→ **分析対象の文章**:
- - - -
椿、松とヒノキ、菖蒲

 今回からは、一話につき一つの植物ではなく、一話で幾つかの植物のことをまとめていきますので、よろしくお願いいたします。


 まずは椿について。で、肝心の椿の花卉語について触れる前に、一つ重要なことを説明します。それは、椿は中国語では山茶さんちゃということ。こんな風に書かれたら山茶花さざんかとうっかり間違えてしまいそうですが、お気を付けくださいね。ちなみに、山茶花は中国では茶梅と呼ばれているそうです。

 椿の近縁種には山茶花(茶梅)の他にもリュウキュウサザンカ(油茶ゆちゃ)、唐椿トウツバキ雲南山茶うんなんさんちゃ)、金花茶きんかちゃ、それに茶などがあります。で、中国では前述の植物のうち、茶を除く四つやそれらの園芸種もひっくるめて山茶、もしくは茶花と呼んでいるそうです。だいぶ面倒になってきましたね。
- - - -
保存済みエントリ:
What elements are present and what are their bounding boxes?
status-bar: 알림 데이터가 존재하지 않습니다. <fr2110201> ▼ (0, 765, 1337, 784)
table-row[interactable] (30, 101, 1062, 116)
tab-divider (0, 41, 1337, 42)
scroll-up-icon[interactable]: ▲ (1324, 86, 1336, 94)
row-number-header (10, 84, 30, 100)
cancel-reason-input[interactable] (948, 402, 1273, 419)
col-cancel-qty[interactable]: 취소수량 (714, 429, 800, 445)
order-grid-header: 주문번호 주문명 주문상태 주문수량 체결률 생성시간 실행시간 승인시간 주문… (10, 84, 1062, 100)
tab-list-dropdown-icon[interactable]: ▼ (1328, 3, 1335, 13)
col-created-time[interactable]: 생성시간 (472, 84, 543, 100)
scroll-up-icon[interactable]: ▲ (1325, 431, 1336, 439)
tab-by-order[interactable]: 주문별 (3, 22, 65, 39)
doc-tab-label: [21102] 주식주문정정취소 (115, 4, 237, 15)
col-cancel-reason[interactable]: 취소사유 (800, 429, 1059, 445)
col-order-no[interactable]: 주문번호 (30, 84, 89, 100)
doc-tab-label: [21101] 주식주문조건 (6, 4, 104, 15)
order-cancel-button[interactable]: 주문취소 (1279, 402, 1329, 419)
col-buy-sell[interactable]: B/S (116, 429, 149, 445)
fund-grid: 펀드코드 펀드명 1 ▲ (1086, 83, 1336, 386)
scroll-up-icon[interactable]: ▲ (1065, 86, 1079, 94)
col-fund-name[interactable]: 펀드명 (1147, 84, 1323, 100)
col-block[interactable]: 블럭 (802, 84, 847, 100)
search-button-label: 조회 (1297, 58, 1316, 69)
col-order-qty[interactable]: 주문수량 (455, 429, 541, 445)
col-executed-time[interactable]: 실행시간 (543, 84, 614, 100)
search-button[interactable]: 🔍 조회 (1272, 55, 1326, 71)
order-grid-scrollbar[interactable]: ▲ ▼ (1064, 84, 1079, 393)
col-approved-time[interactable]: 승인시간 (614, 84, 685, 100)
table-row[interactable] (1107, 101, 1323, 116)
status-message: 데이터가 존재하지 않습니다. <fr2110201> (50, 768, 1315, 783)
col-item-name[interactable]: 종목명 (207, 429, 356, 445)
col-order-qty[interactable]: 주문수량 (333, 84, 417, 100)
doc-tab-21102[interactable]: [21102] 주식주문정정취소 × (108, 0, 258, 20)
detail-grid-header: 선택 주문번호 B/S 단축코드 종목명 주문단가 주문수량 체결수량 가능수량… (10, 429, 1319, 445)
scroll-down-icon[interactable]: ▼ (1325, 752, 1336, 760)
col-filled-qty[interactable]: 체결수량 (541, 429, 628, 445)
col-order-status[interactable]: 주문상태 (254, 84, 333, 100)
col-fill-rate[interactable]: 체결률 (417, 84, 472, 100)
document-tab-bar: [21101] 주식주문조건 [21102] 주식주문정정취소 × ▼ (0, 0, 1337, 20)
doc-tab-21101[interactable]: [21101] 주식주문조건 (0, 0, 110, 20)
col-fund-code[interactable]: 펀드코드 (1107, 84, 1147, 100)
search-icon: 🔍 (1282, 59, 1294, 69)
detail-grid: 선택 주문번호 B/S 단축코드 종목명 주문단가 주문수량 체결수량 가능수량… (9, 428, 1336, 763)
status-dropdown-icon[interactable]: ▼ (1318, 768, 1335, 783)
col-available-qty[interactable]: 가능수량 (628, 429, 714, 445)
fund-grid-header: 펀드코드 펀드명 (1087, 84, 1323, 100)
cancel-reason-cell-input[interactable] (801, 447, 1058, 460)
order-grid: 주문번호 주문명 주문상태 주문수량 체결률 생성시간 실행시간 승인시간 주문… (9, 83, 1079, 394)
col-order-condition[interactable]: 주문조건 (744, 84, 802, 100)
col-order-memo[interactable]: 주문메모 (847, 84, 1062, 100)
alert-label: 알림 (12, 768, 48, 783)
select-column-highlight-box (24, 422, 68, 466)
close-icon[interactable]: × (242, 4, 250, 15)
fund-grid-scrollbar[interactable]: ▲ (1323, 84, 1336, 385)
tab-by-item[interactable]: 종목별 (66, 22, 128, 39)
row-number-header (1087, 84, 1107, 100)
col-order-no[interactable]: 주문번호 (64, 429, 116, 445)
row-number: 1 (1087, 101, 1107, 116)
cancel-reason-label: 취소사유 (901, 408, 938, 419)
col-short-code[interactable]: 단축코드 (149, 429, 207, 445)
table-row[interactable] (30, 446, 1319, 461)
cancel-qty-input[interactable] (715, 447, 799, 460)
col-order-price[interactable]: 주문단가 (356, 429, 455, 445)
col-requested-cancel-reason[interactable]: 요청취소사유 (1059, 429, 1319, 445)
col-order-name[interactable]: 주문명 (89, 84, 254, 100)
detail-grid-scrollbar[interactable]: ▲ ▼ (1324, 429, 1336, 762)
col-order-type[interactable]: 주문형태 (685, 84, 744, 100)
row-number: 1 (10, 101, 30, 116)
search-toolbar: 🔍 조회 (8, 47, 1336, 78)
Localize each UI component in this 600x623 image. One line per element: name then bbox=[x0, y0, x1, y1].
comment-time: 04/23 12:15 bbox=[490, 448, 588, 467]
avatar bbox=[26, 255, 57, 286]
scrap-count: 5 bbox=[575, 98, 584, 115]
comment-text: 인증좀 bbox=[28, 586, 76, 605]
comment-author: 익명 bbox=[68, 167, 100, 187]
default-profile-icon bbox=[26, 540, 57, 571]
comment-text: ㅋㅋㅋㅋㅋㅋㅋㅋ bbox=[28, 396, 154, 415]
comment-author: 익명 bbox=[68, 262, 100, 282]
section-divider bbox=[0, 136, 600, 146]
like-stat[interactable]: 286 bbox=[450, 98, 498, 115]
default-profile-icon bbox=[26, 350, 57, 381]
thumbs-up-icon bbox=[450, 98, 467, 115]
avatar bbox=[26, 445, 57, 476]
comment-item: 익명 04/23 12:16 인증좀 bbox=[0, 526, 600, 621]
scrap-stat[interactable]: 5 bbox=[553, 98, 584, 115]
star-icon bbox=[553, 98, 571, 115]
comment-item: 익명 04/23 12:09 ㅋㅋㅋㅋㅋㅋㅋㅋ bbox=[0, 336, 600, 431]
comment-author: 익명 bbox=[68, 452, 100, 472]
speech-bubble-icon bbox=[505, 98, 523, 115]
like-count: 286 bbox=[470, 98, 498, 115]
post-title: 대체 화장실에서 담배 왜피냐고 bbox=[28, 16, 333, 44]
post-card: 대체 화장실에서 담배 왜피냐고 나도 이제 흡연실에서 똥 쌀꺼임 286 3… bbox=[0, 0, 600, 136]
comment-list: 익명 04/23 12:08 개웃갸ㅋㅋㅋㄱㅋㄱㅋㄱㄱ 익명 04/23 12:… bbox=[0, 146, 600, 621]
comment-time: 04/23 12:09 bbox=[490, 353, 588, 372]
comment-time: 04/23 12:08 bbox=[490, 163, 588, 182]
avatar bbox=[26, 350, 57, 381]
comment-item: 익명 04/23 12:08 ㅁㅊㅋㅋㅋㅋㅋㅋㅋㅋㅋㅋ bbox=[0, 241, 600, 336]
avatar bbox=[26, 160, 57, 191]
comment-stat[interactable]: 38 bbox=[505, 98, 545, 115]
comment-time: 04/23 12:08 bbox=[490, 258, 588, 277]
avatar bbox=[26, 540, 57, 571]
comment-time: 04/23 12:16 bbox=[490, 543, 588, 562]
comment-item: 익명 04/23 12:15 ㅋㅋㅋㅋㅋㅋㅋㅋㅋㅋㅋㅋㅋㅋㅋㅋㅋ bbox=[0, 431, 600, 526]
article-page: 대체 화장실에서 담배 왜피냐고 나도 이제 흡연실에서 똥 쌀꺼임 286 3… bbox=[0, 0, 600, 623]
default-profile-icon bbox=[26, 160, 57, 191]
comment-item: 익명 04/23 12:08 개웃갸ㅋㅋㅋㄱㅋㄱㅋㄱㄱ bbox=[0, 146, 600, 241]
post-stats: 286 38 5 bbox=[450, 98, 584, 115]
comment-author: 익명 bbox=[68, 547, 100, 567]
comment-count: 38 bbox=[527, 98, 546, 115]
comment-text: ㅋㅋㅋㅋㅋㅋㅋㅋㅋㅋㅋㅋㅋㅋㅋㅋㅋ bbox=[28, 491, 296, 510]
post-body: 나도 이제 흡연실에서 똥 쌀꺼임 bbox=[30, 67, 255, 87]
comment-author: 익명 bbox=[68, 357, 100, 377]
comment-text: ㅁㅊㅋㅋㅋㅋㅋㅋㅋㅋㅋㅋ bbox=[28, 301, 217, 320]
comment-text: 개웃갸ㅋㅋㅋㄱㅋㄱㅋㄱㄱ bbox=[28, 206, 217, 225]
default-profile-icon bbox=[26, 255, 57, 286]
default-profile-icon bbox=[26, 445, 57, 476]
- - - -
→ **課題 1**: 椿の文章について、次の(a)〜(c)が本文と合っているかを「はい」か「いいえ」で答え、判断の決め手となる本文の語句をそのまま引用してください。(a) この回からは一話で複数の植物を扱う。(b) 山茶花は中国では茶梅と呼ばれている。(c) 中国で山茶と呼ばれる植物には茶も含まれる。
→ **課題 2**: 椿の文章で、椿の近縁種として挙げられている植物をすべて書き出してください。

→ **解答 1**:
(a) はい。「一話につき一つの植物ではなく、一話で幾つかの植物のことをまとめていきます」
(b) はい。「山茶花は中国では茶梅と呼ばれているそうです」
(c) いいえ。「茶を除く四つやそれらの園芸種もひっくるめて山茶、もしくは茶花と呼んでいるそうです」

→ **解答 2**: 山茶花、リュウキュウサザンカ、唐椿、金花茶、茶